# [Excerpt]
***

Help...Dual-booting openSUSE 12.2 and FreeBSD 9.0

Hi all,
I am trying to dual boot openSUSE 12.2 and FreeBSD 9.0, but FreeBSD does not appear in the openSUSE grub2 menu. I have installed ‘gawk’ package (got this idea from the Ubuntu forums). I tried adding the following to 40_custom (got this too from Ubuntu forums), but it didn’t detect FreeBSD:

menuentry “FreeBSD” {
set root=(hd0,1)
chainloader+1
}

My partition setup is as below:

sda1 freebsd-ufs 15GB FreeBSD
sda6 swap 4GB swap
sda7 ext4 15GB Opensuse
sda8 ext4 268GB /home

waiting for your replies. thanks.

After adding a chainloader entry in 40_custom, you have to rewrite the Grub menu with

# grub2-mkconfig -o /boot/grub2/grub.cfg

So try that first! If your BSD partition contains a valid bootloader, your chainloader should work.

Otherwise, if you want to detect and boot the FreeBSD kernel with Grub, read my bugreport here: https://bugzilla.novell.com/show_bug.cgi?id=759635 and install os-prober 1.53 from my repo. You can see how to upgrade os-prober with vendor change in this post: http://forums.opensuse.org/english/get-technical-help-here/install-boot-login/478300-boot-options-truncated-foreign-kernels-grub-menu.html#post2486361

You need this version of os-prober to read ufs2 partitions. Here’s an example:

# os-prober
  No volume groups found
/dev/sda1:Windows NT/2000/XP (loader):Windows:chain
/dev/sda11:Linux Mint 12 Lisa (12):LinuxMint:linux
/dev/sda13:Arch Linux (rolling):archlinux:linux
/dev/sda16:Debian GNU/Linux (squeeze/sid):Debian:linux
/dev/sda3:FreeBSD:FreeBSD 8.1-RELEASE:freebsd
/dev/sda6:Ubuntu 12.04.1 LTS (12.04):Ubuntu:linux
/dev/sdb1:Windows NT/2000/XP (loader):Windows1:chain
/dev/sdb6:Mandriva Linux 2010.2 (2010.2):MandrivaLinux:linux

Further, if you want Grub2 to generate boot entries for BSD, you need to add this code to /etc/grub.d/30_os-prober. Saying that, I realize that I should have written a separate script … anyway.

	freebsd)
      cat << EOF
menuentry "${LABEL} (on ${DEVICE})" --class freebsd --class os {
EOF
   	  ufsid=`${grub_probe} --device ${DEVICE} --target=fs_uuid`
      save_default_entry | sed -e "s/^/	/"
	  ${grub_probe} --device ${DEVICE} --target=fs | sed "s|^|	insmod |"

***

# [Input data]
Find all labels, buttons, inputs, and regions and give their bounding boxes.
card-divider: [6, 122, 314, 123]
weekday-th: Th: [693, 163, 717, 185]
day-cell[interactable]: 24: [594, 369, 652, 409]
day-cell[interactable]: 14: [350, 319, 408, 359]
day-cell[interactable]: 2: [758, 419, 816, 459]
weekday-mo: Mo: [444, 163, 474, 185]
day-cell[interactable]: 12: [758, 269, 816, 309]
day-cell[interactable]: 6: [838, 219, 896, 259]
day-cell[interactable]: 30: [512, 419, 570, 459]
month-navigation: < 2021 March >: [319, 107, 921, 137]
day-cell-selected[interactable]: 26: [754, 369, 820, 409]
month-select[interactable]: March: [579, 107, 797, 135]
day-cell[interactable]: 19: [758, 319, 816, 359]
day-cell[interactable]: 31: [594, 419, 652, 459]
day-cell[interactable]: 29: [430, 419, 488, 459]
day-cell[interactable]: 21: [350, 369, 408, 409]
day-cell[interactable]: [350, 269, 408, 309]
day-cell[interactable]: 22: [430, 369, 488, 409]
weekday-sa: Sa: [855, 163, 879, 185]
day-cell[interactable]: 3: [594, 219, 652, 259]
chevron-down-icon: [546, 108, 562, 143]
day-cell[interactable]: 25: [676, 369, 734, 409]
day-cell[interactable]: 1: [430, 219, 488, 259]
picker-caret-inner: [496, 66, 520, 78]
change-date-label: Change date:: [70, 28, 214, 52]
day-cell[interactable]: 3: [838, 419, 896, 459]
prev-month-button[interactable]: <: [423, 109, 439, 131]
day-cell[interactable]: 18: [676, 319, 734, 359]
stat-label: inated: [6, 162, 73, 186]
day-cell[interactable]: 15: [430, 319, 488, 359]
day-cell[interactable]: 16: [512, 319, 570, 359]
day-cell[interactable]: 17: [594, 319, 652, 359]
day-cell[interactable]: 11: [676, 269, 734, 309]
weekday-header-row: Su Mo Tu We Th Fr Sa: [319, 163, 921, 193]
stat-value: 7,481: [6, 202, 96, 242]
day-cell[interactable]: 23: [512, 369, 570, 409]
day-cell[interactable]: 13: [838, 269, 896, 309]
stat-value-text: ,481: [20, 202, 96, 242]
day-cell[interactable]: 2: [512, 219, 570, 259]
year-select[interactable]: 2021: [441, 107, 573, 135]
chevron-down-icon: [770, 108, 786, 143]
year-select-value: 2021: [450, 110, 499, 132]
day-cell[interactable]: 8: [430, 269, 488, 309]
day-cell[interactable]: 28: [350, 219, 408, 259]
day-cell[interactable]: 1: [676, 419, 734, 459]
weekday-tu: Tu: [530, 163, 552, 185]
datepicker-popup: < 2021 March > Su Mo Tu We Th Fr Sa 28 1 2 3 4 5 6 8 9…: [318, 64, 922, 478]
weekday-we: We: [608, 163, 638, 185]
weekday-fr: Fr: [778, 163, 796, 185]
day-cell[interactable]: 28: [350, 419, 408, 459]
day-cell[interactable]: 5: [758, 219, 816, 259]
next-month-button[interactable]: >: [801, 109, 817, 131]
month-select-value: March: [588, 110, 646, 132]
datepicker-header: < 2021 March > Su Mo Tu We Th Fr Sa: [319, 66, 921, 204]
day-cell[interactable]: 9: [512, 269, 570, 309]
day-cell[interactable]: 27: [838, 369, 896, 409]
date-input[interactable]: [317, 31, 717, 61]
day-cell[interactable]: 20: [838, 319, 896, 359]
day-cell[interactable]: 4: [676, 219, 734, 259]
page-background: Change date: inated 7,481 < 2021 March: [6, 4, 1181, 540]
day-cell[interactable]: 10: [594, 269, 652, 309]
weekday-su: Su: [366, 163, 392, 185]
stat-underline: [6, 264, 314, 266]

***

# [Task prompt]
Please list every partition in the partition setup given in the forum thread on dual-booting openSUSE 12.2 and FreeBSD 9.0, with each one's device name, filesystem type, size and use.

# [Answer section]
- sda1: freebsd-ufs, 15GB, FreeBSD
- sda6: swap, 4GB, swap
- sda7: ext4, 15GB, Opensuse
- sda8: ext4, 268GB, /home